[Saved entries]
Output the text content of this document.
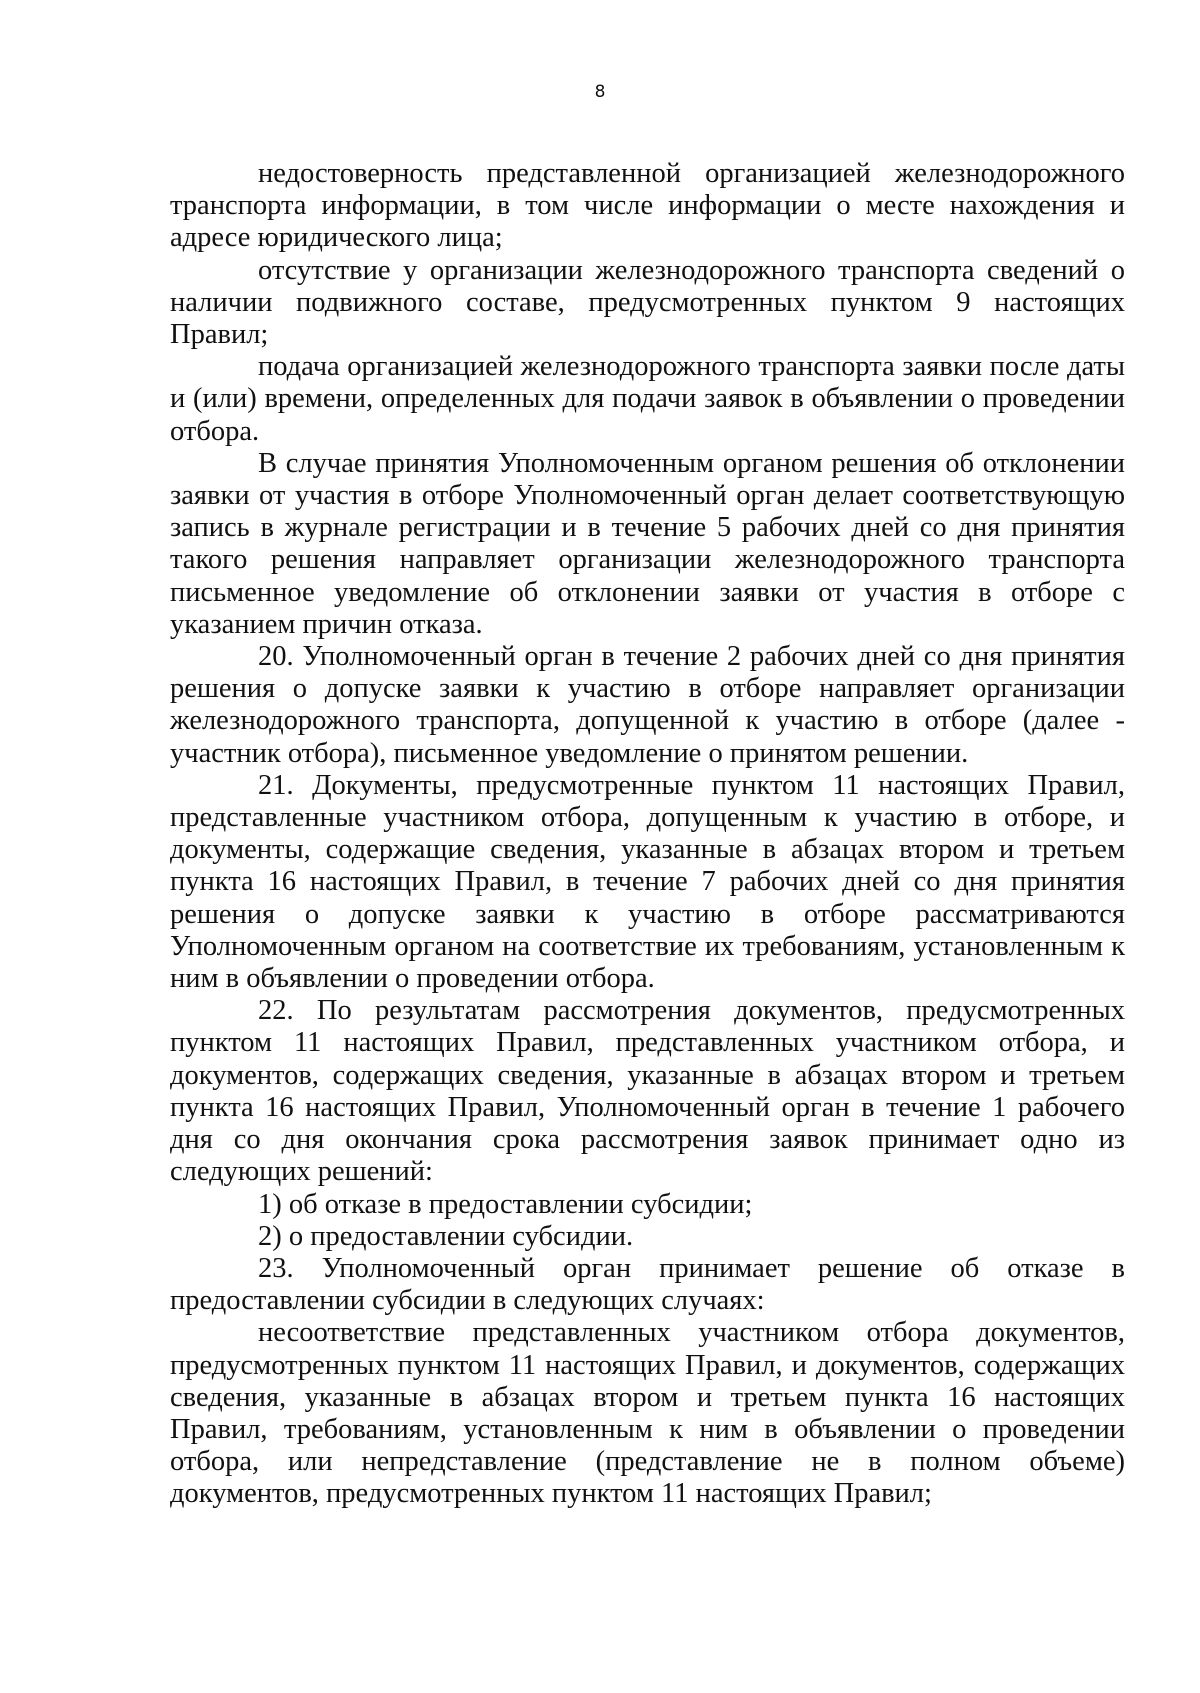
8

недостоверность представленной организацией железнодорожного транспорта информации, в том числе информации о месте нахождения и адресе юридического лица;

отсутствие у организации железнодорожного транспорта сведений о наличии подвижного составе, предусмотренных пунктом 9 настоящих Правил;

подача организацией железнодорожного транспорта заявки после даты и (или) времени, определенных для подачи заявок в объявлении о проведении отбора.

В случае принятия Уполномоченным органом решения об отклонении заявки от участия в отборе Уполномоченный орган делает соответствующую запись в журнале регистрации и в течение 5 рабочих дней со дня принятия такого решения направляет организации железнодорожного транспорта письменное уведомление об отклонении заявки от участия в отборе с указанием причин отказа.

20. Уполномоченный орган в течение 2 рабочих дней со дня принятия решения о допуске заявки к участию в отборе направляет организации железнодорожного транспорта, допущенной к участию в отборе (далее - участник отбора), письменное уведомление о принятом решении.

21. Документы, предусмотренные пунктом 11 настоящих Правил, представленные участником отбора, допущенным к участию в отборе, и документы, содержащие сведения, указанные в абзацах втором и третьем пункта 16 настоящих Правил, в течение 7 рабочих дней со дня принятия решения о допуске заявки к участию в отборе рассматриваются Уполномоченным органом на соответствие их требованиям, установленным к ним в объявлении о проведении отбора.

22. По результатам рассмотрения документов, предусмотренных пунктом 11 настоящих Правил, представленных участником отбора, и документов, содержащих сведения, указанные в абзацах втором и третьем пункта 16 настоящих Правил, Уполномоченный орган в течение 1 рабочего дня со дня окончания срока рассмотрения заявок принимает одно из следующих решений:

1) об отказе в предоставлении субсидии;

2) о предоставлении субсидии.

23. Уполномоченный орган принимает решение об отказе в предоставлении субсидии в следующих случаях:

несоответствие представленных участником отбора документов, предусмотренных пунктом 11 настоящих Правил, и документов, содержащих сведения, указанные в абзацах втором и третьем пункта 16 настоящих Правил, требованиям, установленным к ним в объявлении о проведении отбора, или непредставление (представление не в полном объеме) документов, предусмотренных пунктом 11 настоящих Правил;
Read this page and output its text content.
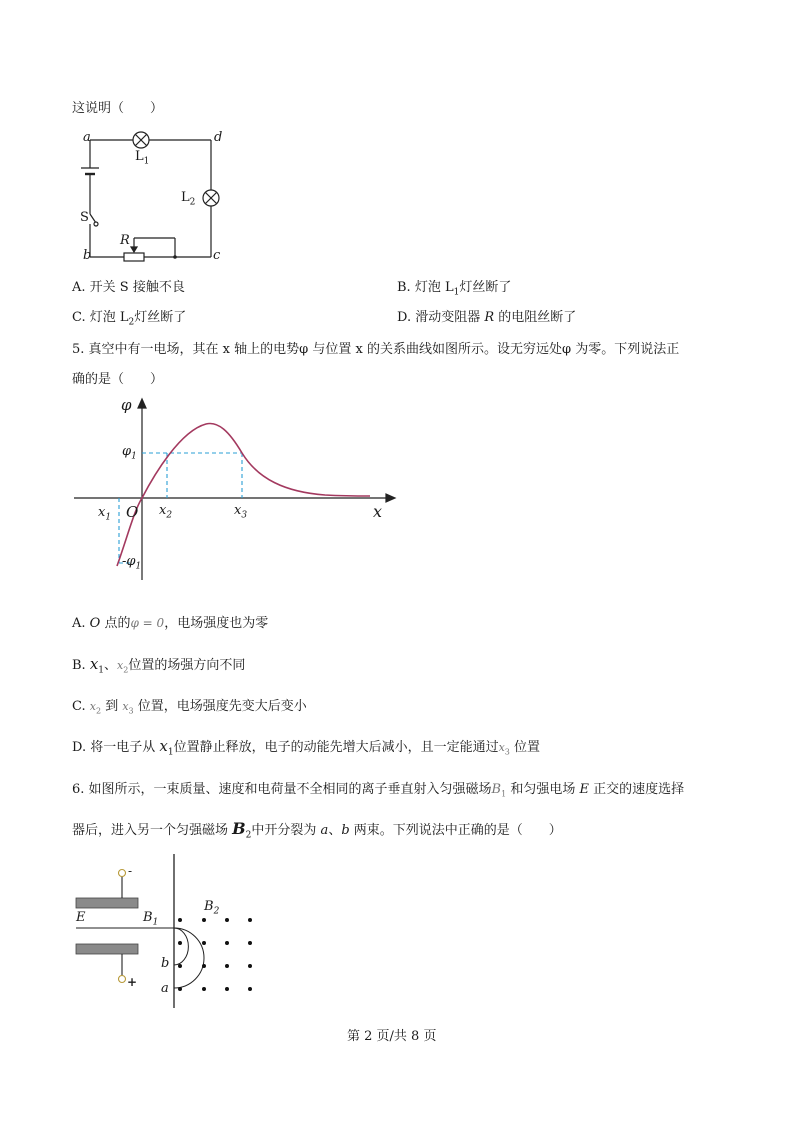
这说明（　　）
a	d
b	c
$L_1$
$L_2$
S
R
A. 开关 S 接触不良	B. 灯泡 $L_1$灯丝断了
C. 灯泡 $L_2$灯丝断了	D. 滑动变阻器 R 的电阻丝断了
5. 真空中有一电场，其在 x 轴上的电势φ 与位置 x 的关系曲线如图所示。设无穷远处φ 为零。下列说法正
确的是（　　）
φ
$\varphi_1$
$-\varphi_1$
x
O
$x_1$	$x_2$	$x_3$
A. O 点的φ = 0，电场强度也为零
B. $x_1$、$x_2$位置的场强方向不同
C. $x_2$ 到 $x_3$ 位置，电场强度先变大后变小
D. 将一电子从 $x_1$位置静止释放，电子的动能先增大后减小，且一定能通过$x_3$ 位置
6. 如图所示，一束质量、速度和电荷量不全相同的离子垂直射入匀强磁场$B_1$ 和匀强电场 E 正交的速度选择
器后，进入另一个匀强磁场 $B_2$中开分裂为 a、b 两束。下列说法中正确的是（　　）
-
+
E	$B_1$
$B_2$
b
a
第 2 页/共 8 页
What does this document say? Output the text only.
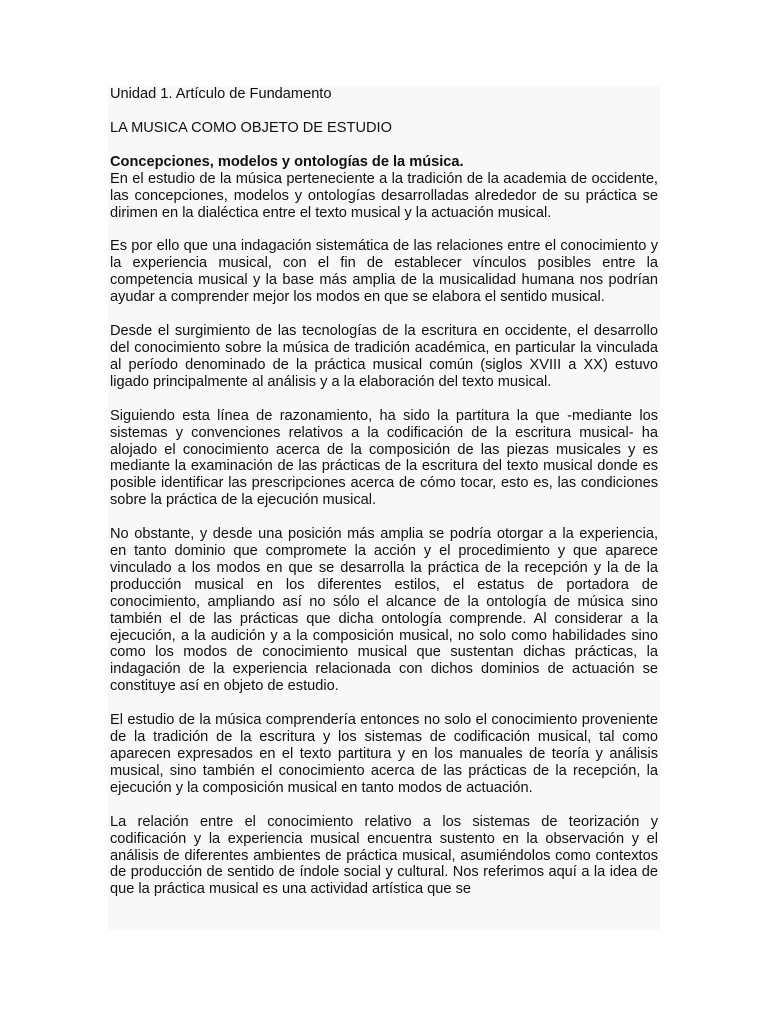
Unidad 1. Artículo de Fundamento

LA MUSICA COMO OBJETO DE ESTUDIO

Concepciones, modelos y ontologías de la música.

En el estudio de la música perteneciente a la tradición de la academia de occidente, las concepciones, modelos y ontologías desarrolladas alrededor de su práctica se dirimen en la dialéctica entre el texto musical y la actuación musical.

Es por ello que una indagación sistemática de las relaciones entre el conocimiento y la experiencia musical, con el fin de establecer vínculos posibles entre la competencia musical y la base más amplia de la musicalidad humana nos podrían ayudar a comprender mejor los modos en que se elabora el sentido musical.

Desde el surgimiento de las tecnologías de la escritura en occidente, el desarrollo del conocimiento sobre la música de tradición académica, en particular la vinculada al período denominado de la práctica musical común (siglos XVIII a XX) estuvo ligado principalmente al análisis y a la elaboración del texto musical.

Siguiendo esta línea de razonamiento, ha sido la partitura la que -mediante los sistemas y convenciones relativos a la codificación de la escritura musical- ha alojado el conocimiento acerca de la composición de las piezas musicales y es mediante la examinación de las prácticas de la escritura del texto musical donde es posible identificar las prescripciones acerca de cómo tocar, esto es, las condiciones sobre la práctica de la ejecución musical.

No obstante, y desde una posición más amplia se podría otorgar a la experiencia, en tanto dominio que compromete la acción y el procedimiento y que aparece vinculado a los modos en que se desarrolla la práctica de la recepción y la de la producción musical en los diferentes estilos, el estatus de portadora de conocimiento, ampliando así no sólo el alcance de la ontología de música sino también el de las prácticas que dicha ontología comprende. Al considerar a la ejecución, a la audición y a la composición musical, no solo como habilidades sino como los modos de conocimiento musical que sustentan dichas prácticas, la indagación de la experiencia relacionada con dichos dominios de actuación se constituye así en objeto de estudio.

El estudio de la música comprendería entonces no solo el conocimiento proveniente de la tradición de la escritura y los sistemas de codificación musical, tal como aparecen expresados en el texto partitura y en los manuales de teoría y análisis musical, sino también el conocimiento acerca de las prácticas de la recepción, la ejecución y la composición musical en tanto modos de actuación.

La relación entre el conocimiento relativo a los sistemas de teorización y codificación y la experiencia musical encuentra sustento en la observación y el análisis de diferentes ambientes de práctica musical, asumiéndolos como contextos de producción de sentido de índole social y cultural. Nos referimos aquí a la idea de que la práctica musical es una actividad artística que se
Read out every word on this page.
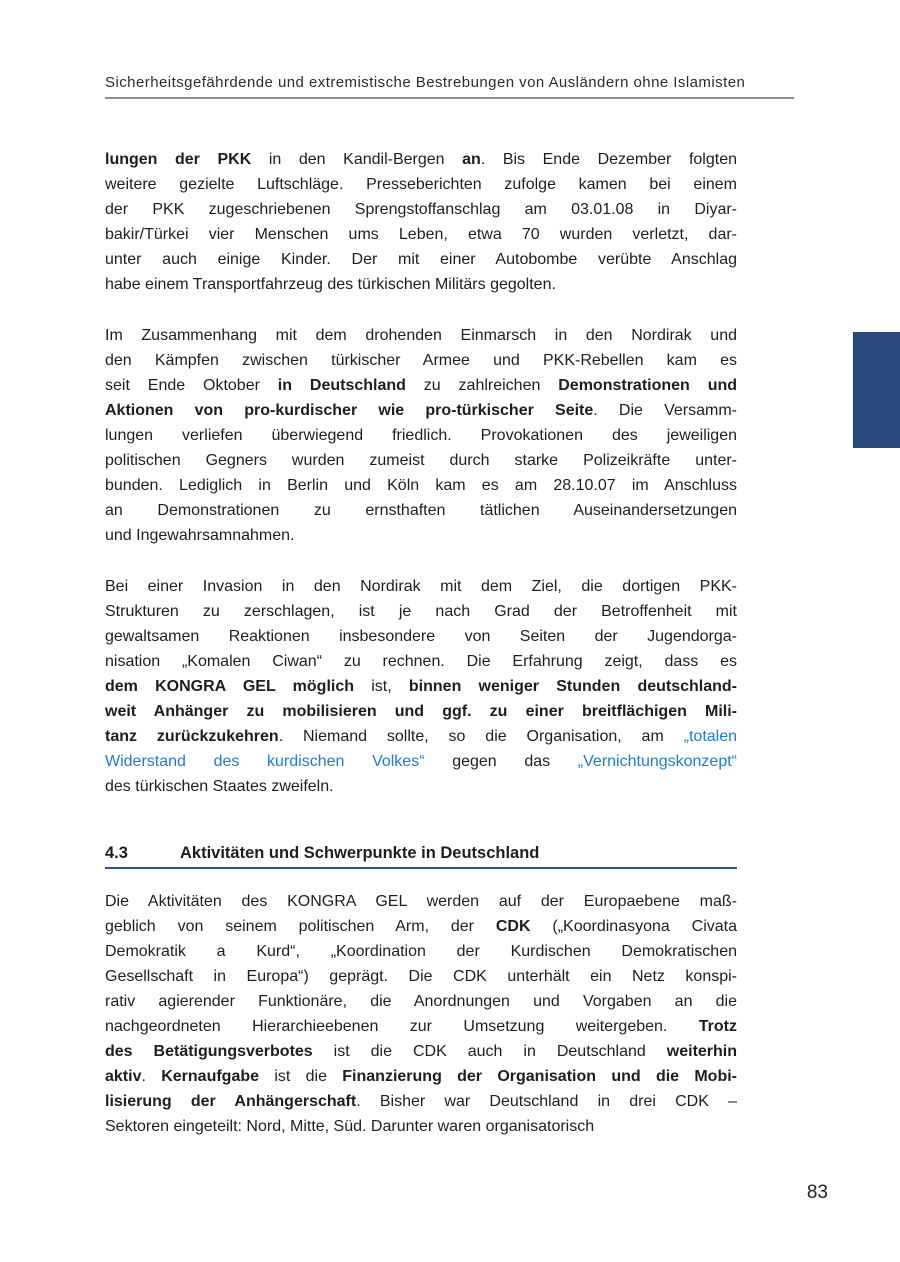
Sicherheitsgefährdende und extremistische Bestrebungen von Ausländern ohne Islamisten
lungen der PKK in den Kandil-Bergen an. Bis Ende Dezember folgten
weitere gezielte Luftschläge. Presseberichten zufolge kamen bei einem
der PKK zugeschriebenen Sprengstoffanschlag am 03.01.08 in Diyar-
bakir/Türkei vier Menschen ums Leben, etwa 70 wurden verletzt, dar-
unter auch einige Kinder. Der mit einer Autobombe verübte Anschlag
habe einem Transportfahrzeug des türkischen Militärs gegolten.
Im Zusammenhang mit dem drohenden Einmarsch in den Nordirak und
den Kämpfen zwischen türkischer Armee und PKK-Rebellen kam es
seit Ende Oktober in Deutschland zu zahlreichen Demonstrationen und
Aktionen von pro-kurdischer wie pro-türkischer Seite. Die Versamm-
lungen verliefen überwiegend friedlich. Provokationen des jeweiligen
politischen Gegners wurden zumeist durch starke Polizeikräfte unter-
bunden. Lediglich in Berlin und Köln kam es am 28.10.07 im Anschluss
an Demonstrationen zu ernsthaften tätlichen Auseinandersetzungen
und Ingewahrsamnahmen.
Bei einer Invasion in den Nordirak mit dem Ziel, die dortigen PKK-
Strukturen zu zerschlagen, ist je nach Grad der Betroffenheit mit
gewaltsamen Reaktionen insbesondere von Seiten der Jugendorga-
nisation „Komalen Ciwan“ zu rechnen. Die Erfahrung zeigt, dass es
dem KONGRA GEL möglich ist, binnen weniger Stunden deutschland-
weit Anhänger zu mobilisieren und ggf. zu einer breitflächigen Mili-
tanz zurückzukehren. Niemand sollte, so die Organisation, am „totalen
Widerstand des kurdischen Volkes“ gegen das „Vernichtungskonzept“
des türkischen Staates zweifeln.
4.3	Aktivitäten und Schwerpunkte in Deutschland
Die Aktivitäten des KONGRA GEL werden auf der Europaebene maß-
geblich von seinem politischen Arm, der CDK („Koordinasyona Civata
Demokratik a Kurd“, „Koordination der Kurdischen Demokratischen
Gesellschaft in Europa“) geprägt. Die CDK unterhält ein Netz konspi-
rativ agierender Funktionäre, die Anordnungen und Vorgaben an die
nachgeordneten Hierarchieebenen zur Umsetzung weitergeben. Trotz
des Betätigungsverbotes ist die CDK auch in Deutschland weiterhin
aktiv. Kernaufgabe ist die Finanzierung der Organisation und die Mobi-
lisierung der Anhängerschaft. Bisher war Deutschland in drei CDK –
Sektoren eingeteilt: Nord, Mitte, Süd. Darunter waren organisatorisch
83
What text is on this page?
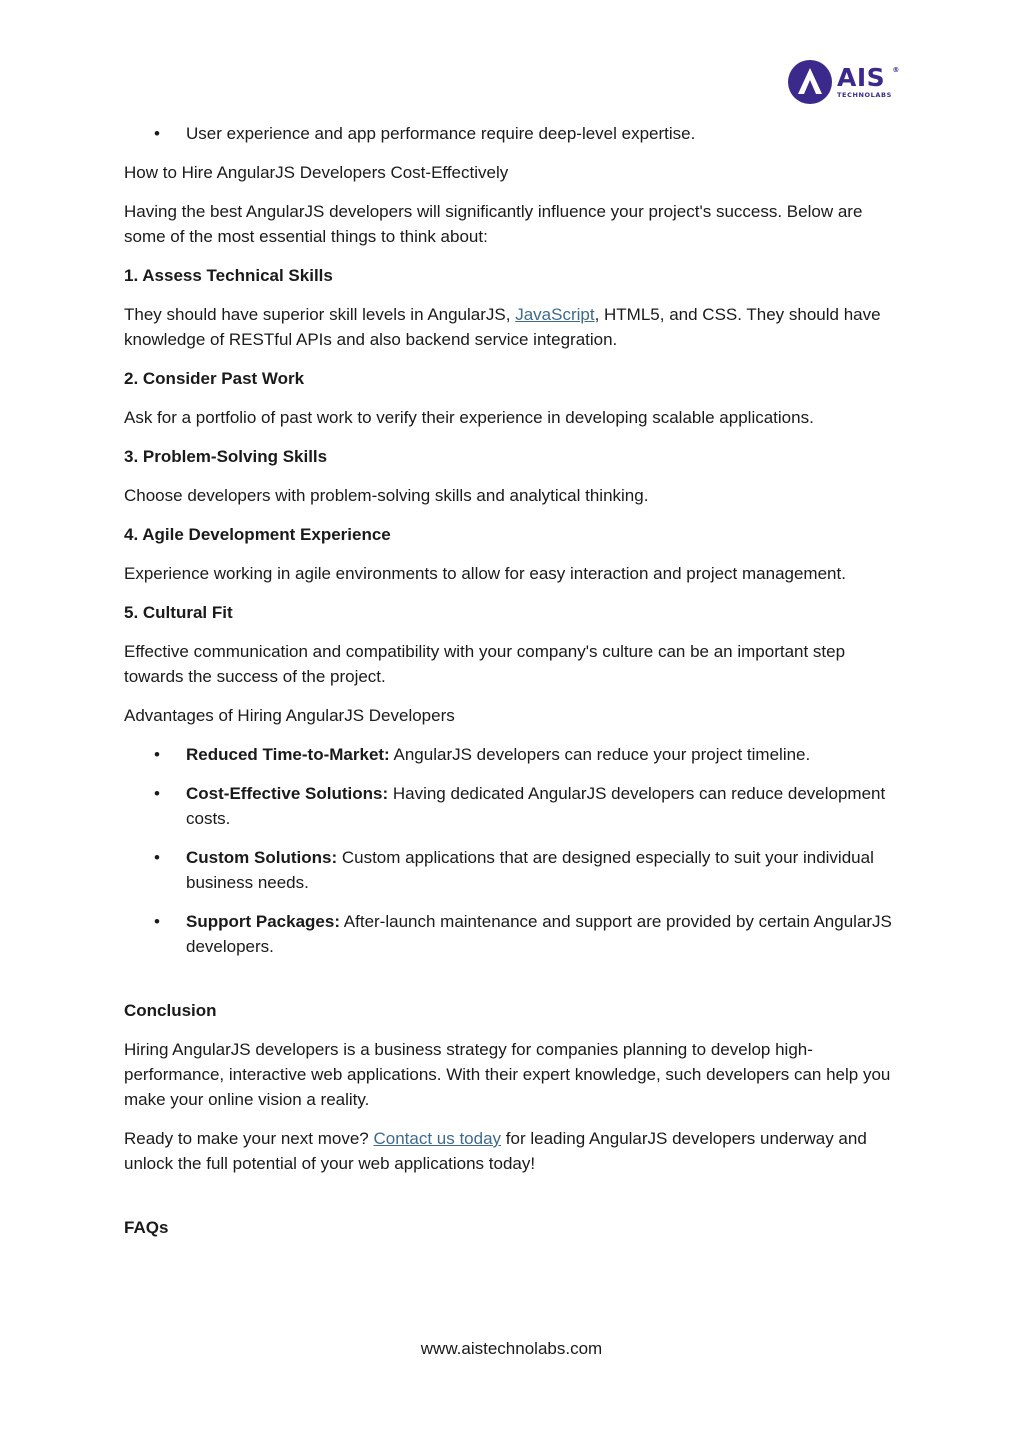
AIS ®
TECHNOLABS
• User experience and app performance require deep-level expertise.

How to Hire AngularJS Developers Cost-Effectively

Having the best AngularJS developers will significantly influence your project's success. Below are some of the most essential things to think about:

1. Assess Technical Skills

They should have superior skill levels in AngularJS, JavaScript, HTML5, and CSS. They should have knowledge of RESTful APIs and also backend service integration.

2. Consider Past Work

Ask for a portfolio of past work to verify their experience in developing scalable applications.

3. Problem-Solving Skills

Choose developers with problem-solving skills and analytical thinking.

4. Agile Development Experience

Experience working in agile environments to allow for easy interaction and project management.

5. Cultural Fit

Effective communication and compatibility with your company's culture can be an important step towards the success of the project.

Advantages of Hiring AngularJS Developers

• Reduced Time-to-Market: AngularJS developers can reduce your project timeline.
• Cost-Effective Solutions: Having dedicated AngularJS developers can reduce development costs.
• Custom Solutions: Custom applications that are designed especially to suit your individual business needs.
• Support Packages: After-launch maintenance and support are provided by certain AngularJS developers.

Conclusion

Hiring AngularJS developers is a business strategy for companies planning to develop high-performance, interactive web applications. With their expert knowledge, such developers can help you make your online vision a reality.

Ready to make your next move? Contact us today for leading AngularJS developers underway and unlock the full potential of your web applications today!

FAQs

www.aistechnolabs.com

### Exercise goal:
Return only the number of lines in the entries that contain the string "Organisation".

### Completed exercise:
2